> EXTRAHIERTER TEXT:

Zitat
Original von UlfN
Glaubt irgendwer wirklich, im Schwimmen, in der Leichtatlethik dopen nur einige wenige?
Sicher steht der Radsport momentan im Fokus des Doping-Geschehens. Und es wird auch oft genug bemerkt, dass in anderen Sportarten Doping wohl ebenso an der Tagesordnung sei wie im Radsport.
Auf der anderen Seite kann gar nicht lückenlos überprüft werden, ob jemand Dopingmittel nimmt. Als Beispiel dient dabei die Erklärung von Britta Steffen (mehrfache Weltrekordlerin und Weltmeisterin 2006): Sie hatte, um Dopinggerüchten entgegenzuwirken, den DSB aufgefordert, sie doch bitteschön täglich auf Dopingmittel zu kontrollieren. Die Reaktion des DSB war in etwa, dass man das finanziell und personell nicht leisten könne. Mit anderen Worten: Der DSB sagte Steffen, dass sie wohl mit dem Makel eines Verdachts auf Doping leben müsse. Und das halte ich für das Grundverkehrteste, was Sportfunktionäre machen können, denn auf diese Weise haben Sportler nicht einmal theoretisch die Chance, aus der Doping-Ecke rauszukommen.

> BEREITGESTELLTE ANGABEN:
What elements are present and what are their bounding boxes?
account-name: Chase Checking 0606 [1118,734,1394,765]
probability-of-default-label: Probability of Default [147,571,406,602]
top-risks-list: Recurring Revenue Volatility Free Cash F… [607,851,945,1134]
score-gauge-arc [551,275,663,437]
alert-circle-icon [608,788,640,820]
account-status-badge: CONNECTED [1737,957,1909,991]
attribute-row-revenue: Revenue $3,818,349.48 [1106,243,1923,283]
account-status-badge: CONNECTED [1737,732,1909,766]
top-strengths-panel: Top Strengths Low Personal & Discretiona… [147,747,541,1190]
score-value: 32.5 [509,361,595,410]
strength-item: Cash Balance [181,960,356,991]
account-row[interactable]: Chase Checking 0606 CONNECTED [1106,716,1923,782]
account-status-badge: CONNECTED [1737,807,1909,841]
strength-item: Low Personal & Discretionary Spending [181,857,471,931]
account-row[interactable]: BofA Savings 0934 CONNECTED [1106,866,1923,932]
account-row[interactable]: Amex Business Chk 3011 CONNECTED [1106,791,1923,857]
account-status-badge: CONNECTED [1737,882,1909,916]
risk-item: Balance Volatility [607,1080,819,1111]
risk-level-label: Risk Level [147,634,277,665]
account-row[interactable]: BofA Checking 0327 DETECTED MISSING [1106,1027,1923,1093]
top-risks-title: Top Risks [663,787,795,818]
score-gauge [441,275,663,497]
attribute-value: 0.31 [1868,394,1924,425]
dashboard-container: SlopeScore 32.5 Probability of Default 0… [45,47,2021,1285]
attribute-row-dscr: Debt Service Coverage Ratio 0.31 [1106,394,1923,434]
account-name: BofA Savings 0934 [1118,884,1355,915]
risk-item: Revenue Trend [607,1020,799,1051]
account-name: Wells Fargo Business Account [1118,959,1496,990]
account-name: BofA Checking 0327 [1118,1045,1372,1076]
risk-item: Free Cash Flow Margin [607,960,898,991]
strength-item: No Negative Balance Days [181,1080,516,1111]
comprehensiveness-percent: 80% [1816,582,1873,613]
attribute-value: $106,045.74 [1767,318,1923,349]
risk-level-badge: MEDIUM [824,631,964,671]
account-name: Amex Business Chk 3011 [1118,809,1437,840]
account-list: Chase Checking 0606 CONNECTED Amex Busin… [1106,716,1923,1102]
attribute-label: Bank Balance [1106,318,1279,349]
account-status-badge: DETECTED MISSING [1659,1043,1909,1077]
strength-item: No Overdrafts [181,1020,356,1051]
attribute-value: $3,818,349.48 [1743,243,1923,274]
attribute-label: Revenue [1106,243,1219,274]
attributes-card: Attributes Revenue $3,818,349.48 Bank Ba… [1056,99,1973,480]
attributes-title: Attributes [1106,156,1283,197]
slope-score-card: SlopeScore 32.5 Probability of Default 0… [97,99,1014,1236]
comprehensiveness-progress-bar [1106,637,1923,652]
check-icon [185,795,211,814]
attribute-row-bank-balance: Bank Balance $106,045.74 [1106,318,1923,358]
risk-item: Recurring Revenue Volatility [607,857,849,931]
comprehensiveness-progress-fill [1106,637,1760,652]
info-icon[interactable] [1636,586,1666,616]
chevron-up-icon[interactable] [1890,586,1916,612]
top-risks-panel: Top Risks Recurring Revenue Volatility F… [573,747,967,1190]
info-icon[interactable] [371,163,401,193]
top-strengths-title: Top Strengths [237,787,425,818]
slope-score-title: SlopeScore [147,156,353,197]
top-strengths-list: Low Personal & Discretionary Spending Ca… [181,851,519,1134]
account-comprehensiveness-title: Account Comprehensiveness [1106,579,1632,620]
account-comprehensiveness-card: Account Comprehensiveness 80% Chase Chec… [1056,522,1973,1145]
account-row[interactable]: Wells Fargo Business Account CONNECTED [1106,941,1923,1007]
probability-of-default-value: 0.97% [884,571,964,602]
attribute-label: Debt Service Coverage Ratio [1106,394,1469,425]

> ARBEITSAUFTRAG 1: Fasse den Absatz im extrahierten Text, der mit „Auf der anderen Seite“ beginnt, in höchstens vier Stichpunkten zusammen.
> ARBEITSAUFTRAG 2:
Beantworte kurz anhand des extrahierten Textes:
(a) Welche Sportart steht momentan im Fokus des Doping-Geschehens?
(b) Von wem stammt das Zitat am Anfang?
(c) Welchen Titel errang Britta Steffen 2006?
Stütze dich nur auf den extrahierten Text, nicht auf die Einträge.

> MUSTERLÖSUNG 1:
- Ob jemand Dopingmittel nimmt, lässt sich nicht lückenlos überprüfen.
- Britta Steffen (mehrfache Weltrekordlerin, Weltmeisterin 2006) forderte den DSB auf, sie täglich zu kontrollieren, um Dopinggerüchten entgegenzuwirken.
- Der DSB antwortete sinngemäß, das sei finanziell und personell nicht zu leisten; Steffen müsse also mit dem Verdacht leben.
- Das gilt als das Grundverkehrteste, was Sportfunktionäre tun können, weil Sportler so nicht einmal theoretisch aus der Doping-Ecke herauskommen.

> MUSTERLÖSUNG 2:
(a) Der Radsport.
(b) Von UlfN.
(c) Sie wurde Weltmeisterin.